• **Exercise brief**:
Copy, from the entries below, each line in which the string "CMPI" appears.

Chart and figure data

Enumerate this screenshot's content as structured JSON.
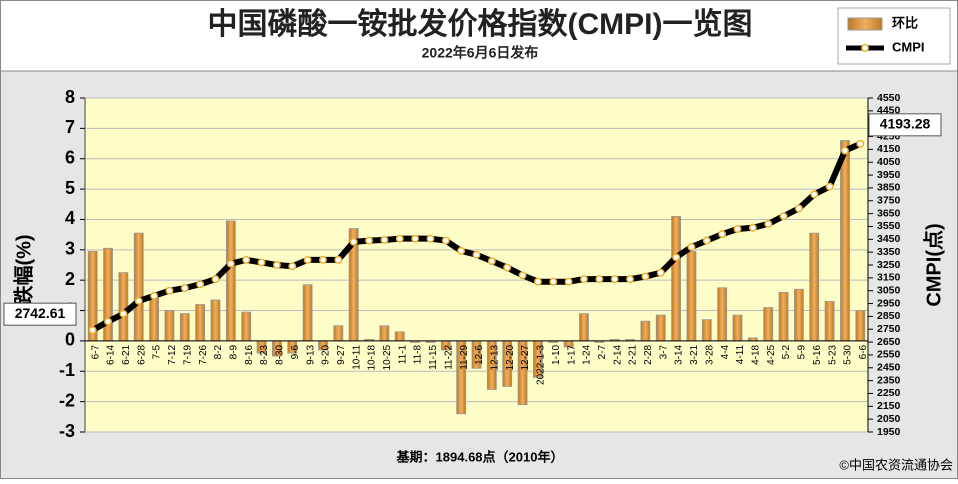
{
  "chart_data": {
    "type": "bar",
    "title": "中国磷酸一铵批发价格指数(CMPI)一览图",
    "subtitle": "2022年6月6日发布",
    "footnote": "基期：1894.68点（2010年）",
    "source": "©中国农资流通协会",
    "y_label": "跌幅(%)",
    "y2_label": "CMPI(点)",
    "legend": "top-right",
    "grid": true,
    "categories": [
      "6-7",
      "6-14",
      "6-21",
      "6-28",
      "7-5",
      "7-12",
      "7-19",
      "7-26",
      "8-2",
      "8-9",
      "8-16",
      "8-23",
      "8-30",
      "9-6",
      "9-13",
      "9-20",
      "9-27",
      "10-11",
      "10-18",
      "10-25",
      "11-1",
      "11-8",
      "11-15",
      "11-22",
      "11-29",
      "12-6",
      "12-13",
      "12-20",
      "12-27",
      "2022-1-3",
      "1-10",
      "1-17",
      "1-24",
      "2-7",
      "2-14",
      "2-21",
      "2-28",
      "3-7",
      "3-14",
      "3-21",
      "3-28",
      "4-4",
      "4-11",
      "4-18",
      "4-25",
      "5-2",
      "5-9",
      "5-16",
      "5-23",
      "5-30",
      "6-6"
    ],
    "series": [
      {
        "name": "环比",
        "type": "bar",
        "color": "#d8903a",
        "values": [
          2.95,
          3.05,
          2.25,
          3.55,
          1.4,
          1.0,
          0.9,
          1.2,
          1.35,
          3.95,
          0.95,
          -0.4,
          -0.5,
          -0.4,
          1.85,
          -0.3,
          0.5,
          3.7,
          0.05,
          0.5,
          0.3,
          -0.05,
          -0.05,
          -0.3,
          -2.4,
          -0.9,
          -1.6,
          -1.5,
          -2.1,
          -1.2,
          -0.05,
          -0.2,
          0.9,
          -0.05,
          0.05,
          0.05,
          0.65,
          0.85,
          4.1,
          2.95,
          0.7,
          1.75,
          0.85,
          0.1,
          1.1,
          1.6,
          1.7,
          3.55,
          1.3,
          6.6,
          1.0
        ]
      },
      {
        "name": "CMPI",
        "type": "line",
        "axis": "y2",
        "color": "#000000",
        "values": [
          2742.61,
          2810,
          2870,
          2970,
          3010,
          3050,
          3070,
          3100,
          3140,
          3260,
          3290,
          3270,
          3250,
          3240,
          3290,
          3290,
          3290,
          3430,
          3440,
          3445,
          3455,
          3455,
          3455,
          3440,
          3360,
          3330,
          3280,
          3230,
          3170,
          3120,
          3120,
          3120,
          3140,
          3140,
          3140,
          3140,
          3160,
          3190,
          3310,
          3390,
          3440,
          3490,
          3530,
          3540,
          3570,
          3630,
          3690,
          3800,
          3860,
          4140,
          4193.28
        ]
      }
    ],
    "ylim": [
      -3,
      8
    ],
    "yticks": [
      -3,
      -2,
      -1,
      0,
      1,
      2,
      3,
      4,
      5,
      6,
      7,
      8
    ],
    "y2lim": [
      1950,
      4550
    ],
    "y2ticks": [
      1950,
      2050,
      2150,
      2250,
      2350,
      2450,
      2550,
      2650,
      2750,
      2850,
      2950,
      3050,
      3150,
      3250,
      3350,
      3450,
      3550,
      3650,
      3750,
      3850,
      3950,
      4050,
      4150,
      4250,
      4350,
      4450,
      4550
    ]
  }
}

• **Answer to the problem**:
    "title": "中国磷酸一铵批发价格指数(CMPI)一览图",
    "y2_label": "CMPI(点)",
        "name": "CMPI",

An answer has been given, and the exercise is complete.